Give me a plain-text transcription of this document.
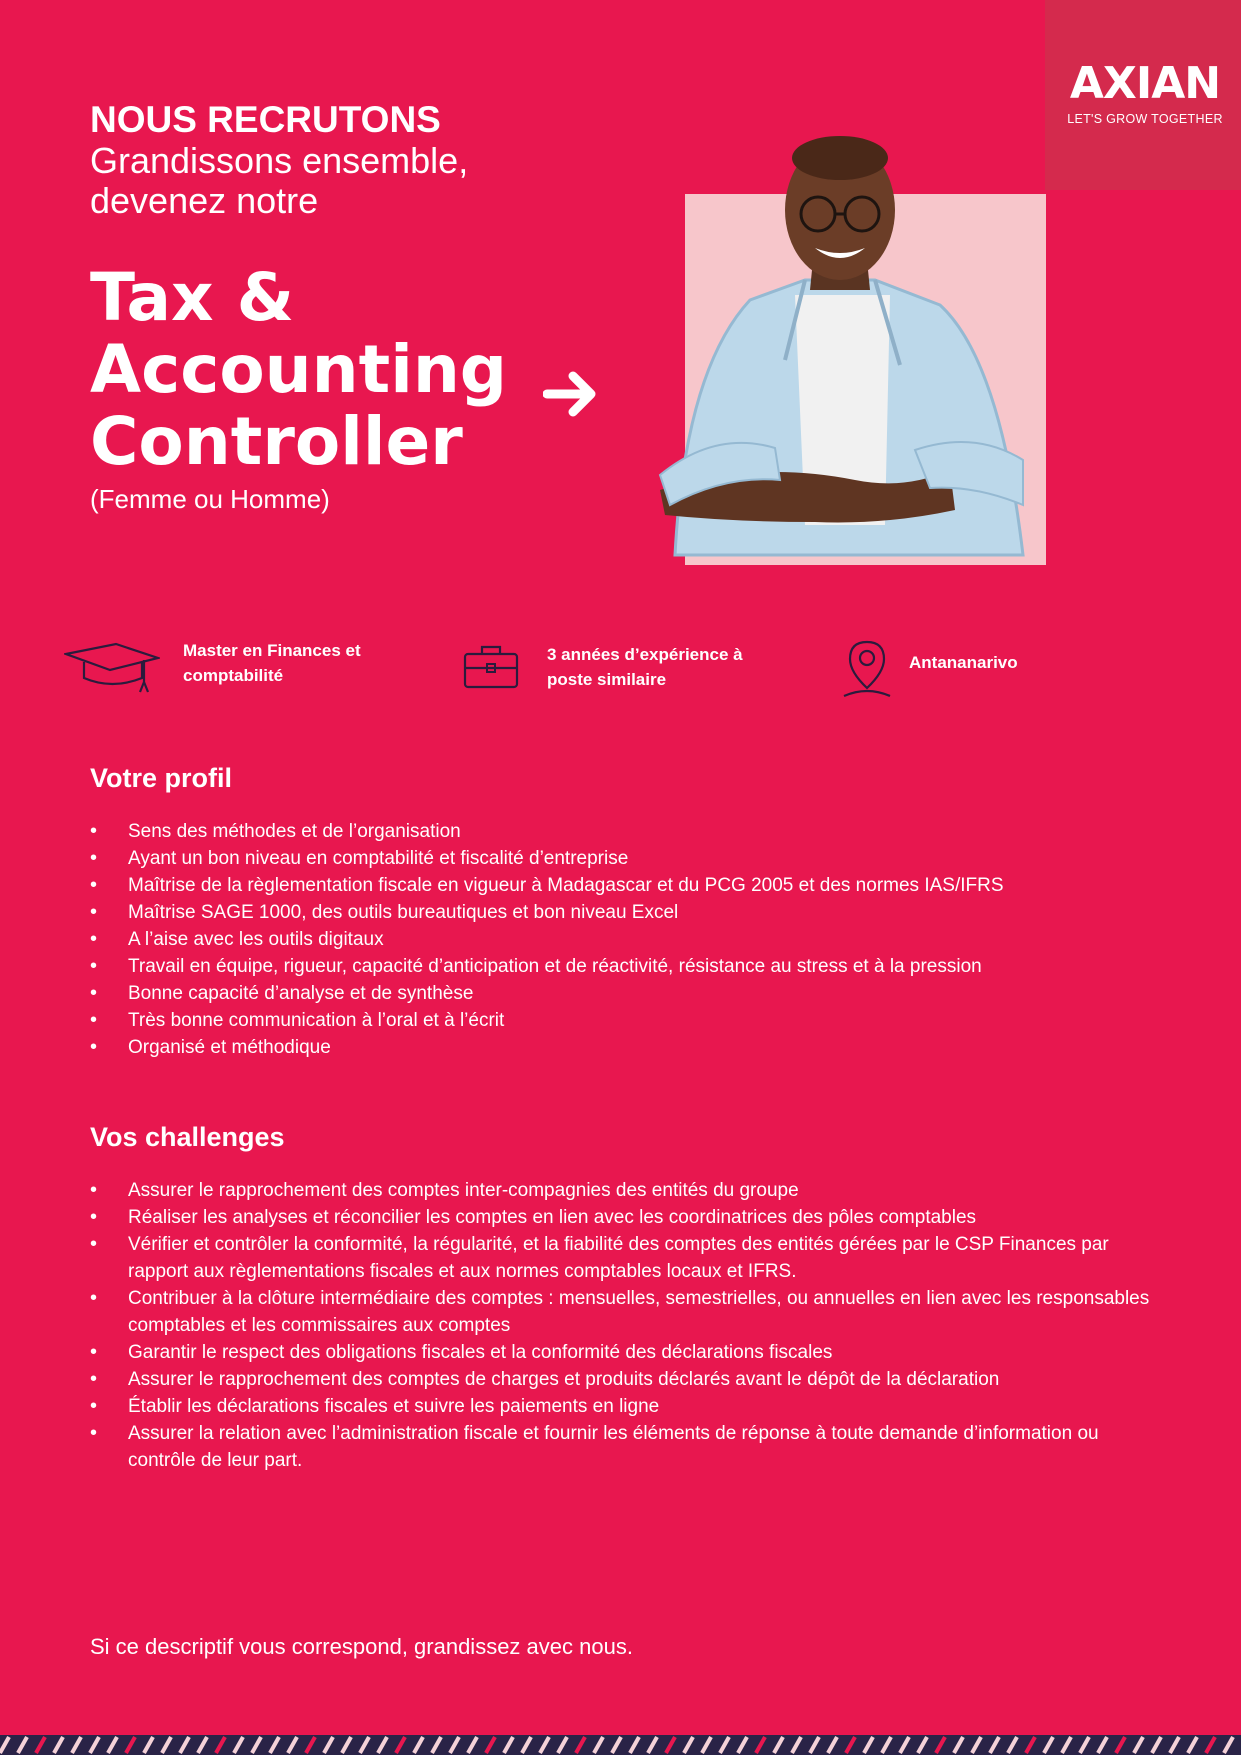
AXIAN
LET'S GROW TOGETHER
NOUS RECRUTONS
Grandissons ensemble,
devenez notre
Tax &
Accounting
Controller
(Femme ou Homme)
Master en Finances et
comptabilité
3 années d’expérience à
poste similaire
Antananarivo
Votre profil
• Sens des méthodes et de l’organisation
• Ayant un bon niveau en comptabilité et fiscalité d’entreprise
• Maîtrise de la règlementation fiscale en vigueur à Madagascar et du PCG 2005 et des normes IAS/IFRS
• Maîtrise SAGE 1000, des outils bureautiques et bon niveau Excel
• A l’aise avec les outils digitaux
• Travail en équipe, rigueur, capacité d’anticipation et de réactivité, résistance au stress et à la pression
• Bonne capacité d’analyse et de synthèse
• Très bonne communication à l’oral et à l’écrit
• Organisé et méthodique
Vos challenges
• Assurer le rapprochement des comptes inter-compagnies des entités du groupe
• Réaliser les analyses et réconcilier les comptes en lien avec les coordinatrices des pôles comptables
• Vérifier et contrôler la conformité, la régularité, et la fiabilité des comptes des entités gérées par le CSP Finances par rapport aux règlementations fiscales et aux normes comptables locaux et IFRS.
• Contribuer à la clôture intermédiaire des comptes : mensuelles, semestrielles, ou annuelles en lien avec les responsables comptables et les commissaires aux comptes
• Garantir le respect des obligations fiscales et la conformité des déclarations fiscales
• Assurer le rapprochement des comptes de charges et produits déclarés avant le dépôt de la déclaration
• Établir les déclarations fiscales et suivre les paiements en ligne
• Assurer la relation avec l’administration fiscale et fournir les éléments de réponse à toute demande d’information ou contrôle de leur part.
Si ce descriptif vous correspond, grandissez avec nous.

#### Requirements:
Copy each line holding the word "déclarations" from the listing above.

#### Final result:
• Garantir le respect des obligations fiscales et la conformité des déclarations fiscales
• Établir les déclarations fiscales et suivre les paiements en ligne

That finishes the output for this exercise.